◆ TASK DIRECTIONS ◆
Among the entries, which lines carry the string "北京日报"? Copy each of them.

◆ DATASET ROWS ◆

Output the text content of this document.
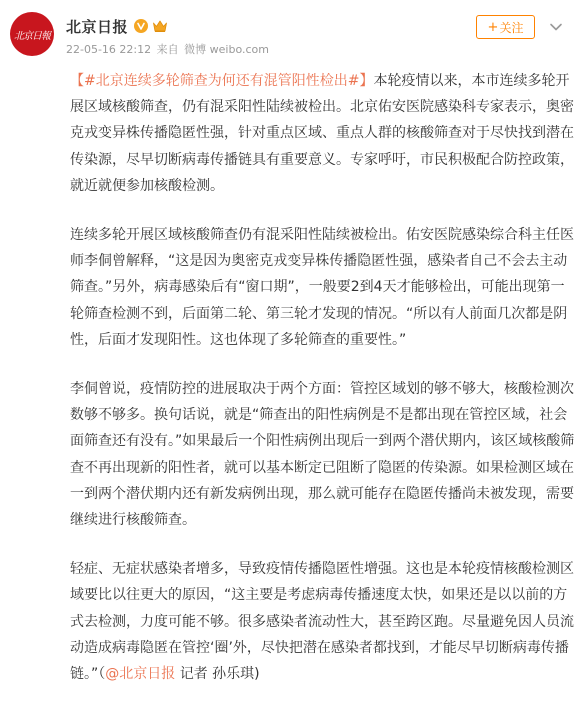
北京日報
北京日报
22-05-16 22:12 来自 微博 weibo.com
+ 关注

【#北京连续多轮筛查为何还有混管阳性检出#】本轮疫情以来，本市连续多轮开展区域核酸筛查，仍有混采阳性陆续被检出。北京佑安医院感染科专家表示，奥密克戎变异株传播隐匿性强，针对重点区域、重点人群的核酸筛查对于尽快找到潜在传染源，尽早切断病毒传播链具有重要意义。专家呼吁，市民积极配合防控政策，就近就便参加核酸检测。

连续多轮开展区域核酸筛查仍有混采阳性陆续被检出。佑安医院感染综合科主任医师李侗曾解释，“这是因为奥密克戎变异株传播隐匿性强，感染者自己不会去主动筛查。”另外，病毒感染后有“窗口期”，一般要2到4天才能够检出，可能出现第一轮筛查检测不到，后面第二轮、第三轮才发现的情况。“所以有人前面几次都是阴性，后面才发现阳性。这也体现了多轮筛查的重要性。”

李侗曾说，疫情防控的进展取决于两个方面：管控区域划的够不够大，核酸检测次数够不够多。换句话说，就是“筛查出的阳性病例是不是都出现在管控区域，社会面筛查还有没有。”如果最后一个阳性病例出现后一到两个潜伏期内，该区域核酸筛查不再出现新的阳性者，就可以基本断定已阻断了隐匿的传染源。如果检测区域在一到两个潜伏期内还有新发病例出现，那么就可能存在隐匿传播尚未被发现，需要继续进行核酸筛查。

轻症、无症状感染者增多，导致疫情传播隐匿性增强。这也是本轮疫情核酸检测区域要比以往更大的原因，“这主要是考虑病毒传播速度太快，如果还是以以前的方式去检测，力度可能不够。很多感染者流动性大，甚至跨区跑。尽量避免因人员流动造成病毒隐匿在管控‘圈’外，尽快把潜在感染者都找到，才能尽早切断病毒传播链。”（@北京日报 记者 孙乐琪)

◆ EXPECTED ANSWER ◆
北京日报
轻症、无症状感染者增多，导致疫情传播隐匿性增强。这也是本轮疫情核酸检测区域要比以往更大的原因，“这主要是考虑病毒传播速度太快，如果还是以以前的方式去检测，力度可能不够。很多感染者流动性大，甚至跨区跑。尽量避免因人员流动造成病毒隐匿在管控‘圈’外，尽快把潜在感染者都找到，才能尽早切断病毒传播链。”（@北京日报 记者 孙乐琪)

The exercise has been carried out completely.